Task prompt. Return all lines from the listing below in which the string "Manager" occurs.

Material supplied.
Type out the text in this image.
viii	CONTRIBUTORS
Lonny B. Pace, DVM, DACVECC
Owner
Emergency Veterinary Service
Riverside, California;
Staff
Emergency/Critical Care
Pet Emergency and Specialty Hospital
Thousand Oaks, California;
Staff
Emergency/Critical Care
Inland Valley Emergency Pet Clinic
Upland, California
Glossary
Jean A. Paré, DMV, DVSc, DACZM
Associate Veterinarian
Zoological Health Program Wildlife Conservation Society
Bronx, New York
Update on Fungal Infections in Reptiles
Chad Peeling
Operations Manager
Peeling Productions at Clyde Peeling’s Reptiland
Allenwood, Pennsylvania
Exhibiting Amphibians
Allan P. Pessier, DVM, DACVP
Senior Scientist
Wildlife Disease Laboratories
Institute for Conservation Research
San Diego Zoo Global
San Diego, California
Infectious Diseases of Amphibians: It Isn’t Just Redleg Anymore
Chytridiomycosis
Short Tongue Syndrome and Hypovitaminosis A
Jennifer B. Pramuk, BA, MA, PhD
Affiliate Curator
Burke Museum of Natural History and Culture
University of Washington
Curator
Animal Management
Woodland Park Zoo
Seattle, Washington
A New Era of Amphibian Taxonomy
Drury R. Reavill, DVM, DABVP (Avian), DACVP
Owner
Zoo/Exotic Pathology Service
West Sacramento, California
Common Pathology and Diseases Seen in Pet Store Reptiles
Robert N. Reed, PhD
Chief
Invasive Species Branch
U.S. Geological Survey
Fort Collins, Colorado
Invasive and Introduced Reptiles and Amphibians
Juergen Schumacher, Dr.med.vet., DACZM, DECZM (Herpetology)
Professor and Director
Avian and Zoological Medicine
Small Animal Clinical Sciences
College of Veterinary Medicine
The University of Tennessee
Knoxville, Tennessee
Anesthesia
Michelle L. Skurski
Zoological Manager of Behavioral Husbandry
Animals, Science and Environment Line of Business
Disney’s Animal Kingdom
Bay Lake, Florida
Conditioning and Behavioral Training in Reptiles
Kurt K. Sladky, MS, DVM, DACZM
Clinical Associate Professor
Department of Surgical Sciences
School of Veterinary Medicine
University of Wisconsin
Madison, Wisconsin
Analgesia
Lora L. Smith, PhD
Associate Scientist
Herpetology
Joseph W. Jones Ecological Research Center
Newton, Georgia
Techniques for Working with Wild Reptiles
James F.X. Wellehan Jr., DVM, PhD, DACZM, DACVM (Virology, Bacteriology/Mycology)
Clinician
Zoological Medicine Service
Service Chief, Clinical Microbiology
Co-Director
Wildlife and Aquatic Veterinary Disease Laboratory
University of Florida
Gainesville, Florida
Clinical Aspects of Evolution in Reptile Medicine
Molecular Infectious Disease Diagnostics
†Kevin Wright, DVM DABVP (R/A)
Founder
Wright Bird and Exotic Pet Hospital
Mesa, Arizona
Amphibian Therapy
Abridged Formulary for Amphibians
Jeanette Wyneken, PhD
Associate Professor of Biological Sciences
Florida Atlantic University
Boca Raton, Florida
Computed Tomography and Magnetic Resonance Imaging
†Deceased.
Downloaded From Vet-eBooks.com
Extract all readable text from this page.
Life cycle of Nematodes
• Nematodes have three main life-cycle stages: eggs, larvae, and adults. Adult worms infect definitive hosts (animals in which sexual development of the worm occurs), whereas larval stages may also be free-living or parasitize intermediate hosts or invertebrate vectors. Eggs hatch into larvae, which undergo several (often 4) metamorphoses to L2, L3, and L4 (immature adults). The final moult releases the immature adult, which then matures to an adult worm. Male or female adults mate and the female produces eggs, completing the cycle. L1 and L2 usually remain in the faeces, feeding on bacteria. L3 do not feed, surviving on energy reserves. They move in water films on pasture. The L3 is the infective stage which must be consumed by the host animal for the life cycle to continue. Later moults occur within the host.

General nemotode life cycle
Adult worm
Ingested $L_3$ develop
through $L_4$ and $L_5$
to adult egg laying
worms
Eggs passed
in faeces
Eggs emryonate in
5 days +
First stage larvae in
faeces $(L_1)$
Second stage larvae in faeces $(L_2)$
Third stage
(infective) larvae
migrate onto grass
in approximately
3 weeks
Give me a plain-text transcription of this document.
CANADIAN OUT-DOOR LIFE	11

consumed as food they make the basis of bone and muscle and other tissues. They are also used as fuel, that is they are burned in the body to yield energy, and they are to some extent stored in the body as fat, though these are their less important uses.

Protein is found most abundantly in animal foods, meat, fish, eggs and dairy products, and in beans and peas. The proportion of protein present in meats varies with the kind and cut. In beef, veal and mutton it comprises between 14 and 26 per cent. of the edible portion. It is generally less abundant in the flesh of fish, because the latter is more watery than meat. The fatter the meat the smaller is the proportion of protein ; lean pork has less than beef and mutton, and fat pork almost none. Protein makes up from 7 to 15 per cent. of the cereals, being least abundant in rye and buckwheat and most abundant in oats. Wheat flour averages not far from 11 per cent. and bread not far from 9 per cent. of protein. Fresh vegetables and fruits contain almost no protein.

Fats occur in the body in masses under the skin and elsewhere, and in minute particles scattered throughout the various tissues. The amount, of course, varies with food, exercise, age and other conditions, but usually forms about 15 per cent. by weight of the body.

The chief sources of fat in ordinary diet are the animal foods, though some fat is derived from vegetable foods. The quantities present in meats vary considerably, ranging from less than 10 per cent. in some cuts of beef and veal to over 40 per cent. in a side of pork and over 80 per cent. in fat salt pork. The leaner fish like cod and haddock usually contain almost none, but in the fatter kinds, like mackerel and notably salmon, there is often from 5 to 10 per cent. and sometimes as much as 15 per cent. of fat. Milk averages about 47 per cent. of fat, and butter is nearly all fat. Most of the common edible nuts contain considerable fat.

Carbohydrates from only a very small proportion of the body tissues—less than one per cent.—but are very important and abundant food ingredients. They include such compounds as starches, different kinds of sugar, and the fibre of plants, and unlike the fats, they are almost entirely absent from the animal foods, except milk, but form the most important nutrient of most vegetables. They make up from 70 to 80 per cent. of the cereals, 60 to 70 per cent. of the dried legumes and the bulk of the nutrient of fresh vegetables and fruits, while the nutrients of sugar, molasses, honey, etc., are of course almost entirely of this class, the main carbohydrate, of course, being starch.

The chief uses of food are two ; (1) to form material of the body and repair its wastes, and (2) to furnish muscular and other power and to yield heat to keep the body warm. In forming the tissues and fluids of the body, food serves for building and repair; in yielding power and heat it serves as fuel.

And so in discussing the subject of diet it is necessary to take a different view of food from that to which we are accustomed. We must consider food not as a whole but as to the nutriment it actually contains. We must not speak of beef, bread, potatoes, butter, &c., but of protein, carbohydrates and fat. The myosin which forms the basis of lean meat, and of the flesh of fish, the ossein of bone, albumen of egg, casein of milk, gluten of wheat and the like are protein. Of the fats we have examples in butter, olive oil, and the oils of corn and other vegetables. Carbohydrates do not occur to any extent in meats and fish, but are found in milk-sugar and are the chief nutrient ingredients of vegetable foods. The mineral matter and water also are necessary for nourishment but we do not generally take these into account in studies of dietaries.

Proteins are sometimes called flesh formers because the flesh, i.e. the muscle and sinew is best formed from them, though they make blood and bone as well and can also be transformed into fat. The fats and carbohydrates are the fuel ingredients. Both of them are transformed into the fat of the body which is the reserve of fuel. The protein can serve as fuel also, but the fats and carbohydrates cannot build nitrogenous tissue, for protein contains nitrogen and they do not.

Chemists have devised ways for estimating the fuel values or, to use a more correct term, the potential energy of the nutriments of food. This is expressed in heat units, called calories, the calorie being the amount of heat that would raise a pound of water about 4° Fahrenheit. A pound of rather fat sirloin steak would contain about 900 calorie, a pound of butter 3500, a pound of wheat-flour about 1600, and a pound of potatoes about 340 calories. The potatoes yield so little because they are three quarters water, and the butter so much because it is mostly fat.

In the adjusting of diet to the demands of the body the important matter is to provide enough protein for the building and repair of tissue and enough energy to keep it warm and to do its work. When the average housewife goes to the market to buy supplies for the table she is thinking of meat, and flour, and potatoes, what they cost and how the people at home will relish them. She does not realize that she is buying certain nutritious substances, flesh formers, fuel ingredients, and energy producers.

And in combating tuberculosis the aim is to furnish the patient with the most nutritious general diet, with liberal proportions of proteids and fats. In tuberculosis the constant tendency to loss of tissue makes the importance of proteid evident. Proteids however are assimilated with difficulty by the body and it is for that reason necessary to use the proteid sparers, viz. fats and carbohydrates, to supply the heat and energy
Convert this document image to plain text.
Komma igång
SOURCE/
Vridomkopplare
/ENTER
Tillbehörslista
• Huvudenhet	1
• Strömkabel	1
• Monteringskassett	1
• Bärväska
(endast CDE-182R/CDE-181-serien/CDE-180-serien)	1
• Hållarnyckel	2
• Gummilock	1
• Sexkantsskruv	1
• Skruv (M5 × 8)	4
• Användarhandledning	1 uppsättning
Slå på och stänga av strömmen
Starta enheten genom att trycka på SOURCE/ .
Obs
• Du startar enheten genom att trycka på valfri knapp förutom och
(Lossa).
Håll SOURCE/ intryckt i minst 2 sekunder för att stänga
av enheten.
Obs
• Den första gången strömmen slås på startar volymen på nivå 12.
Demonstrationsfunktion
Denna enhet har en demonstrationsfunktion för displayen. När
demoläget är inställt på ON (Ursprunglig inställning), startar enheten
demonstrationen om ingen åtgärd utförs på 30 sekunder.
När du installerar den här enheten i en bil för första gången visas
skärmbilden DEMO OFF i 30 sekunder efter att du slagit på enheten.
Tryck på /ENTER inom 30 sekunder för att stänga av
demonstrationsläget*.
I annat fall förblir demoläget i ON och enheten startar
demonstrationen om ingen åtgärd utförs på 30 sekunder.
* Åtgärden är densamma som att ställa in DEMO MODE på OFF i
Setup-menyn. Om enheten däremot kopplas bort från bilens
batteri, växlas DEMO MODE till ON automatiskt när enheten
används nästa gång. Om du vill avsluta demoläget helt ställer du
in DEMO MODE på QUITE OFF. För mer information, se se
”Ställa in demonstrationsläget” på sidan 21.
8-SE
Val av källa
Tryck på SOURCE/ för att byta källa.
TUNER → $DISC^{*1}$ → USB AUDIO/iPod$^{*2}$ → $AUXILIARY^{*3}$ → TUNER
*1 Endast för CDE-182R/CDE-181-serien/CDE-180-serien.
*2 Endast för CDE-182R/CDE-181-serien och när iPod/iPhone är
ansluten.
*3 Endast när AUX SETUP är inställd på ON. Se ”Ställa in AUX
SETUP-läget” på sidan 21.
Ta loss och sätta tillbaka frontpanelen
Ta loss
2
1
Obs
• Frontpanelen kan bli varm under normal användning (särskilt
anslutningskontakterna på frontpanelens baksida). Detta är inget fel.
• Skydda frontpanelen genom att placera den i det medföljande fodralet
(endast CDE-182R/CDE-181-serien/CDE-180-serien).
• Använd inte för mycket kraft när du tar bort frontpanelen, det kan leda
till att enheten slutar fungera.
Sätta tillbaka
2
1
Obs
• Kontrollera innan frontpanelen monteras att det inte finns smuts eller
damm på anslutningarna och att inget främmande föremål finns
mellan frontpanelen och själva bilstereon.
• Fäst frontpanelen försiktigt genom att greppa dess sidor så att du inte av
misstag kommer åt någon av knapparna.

Solution to this exercise.
Operations Manager
Zoological Manager of Behavioral Husbandry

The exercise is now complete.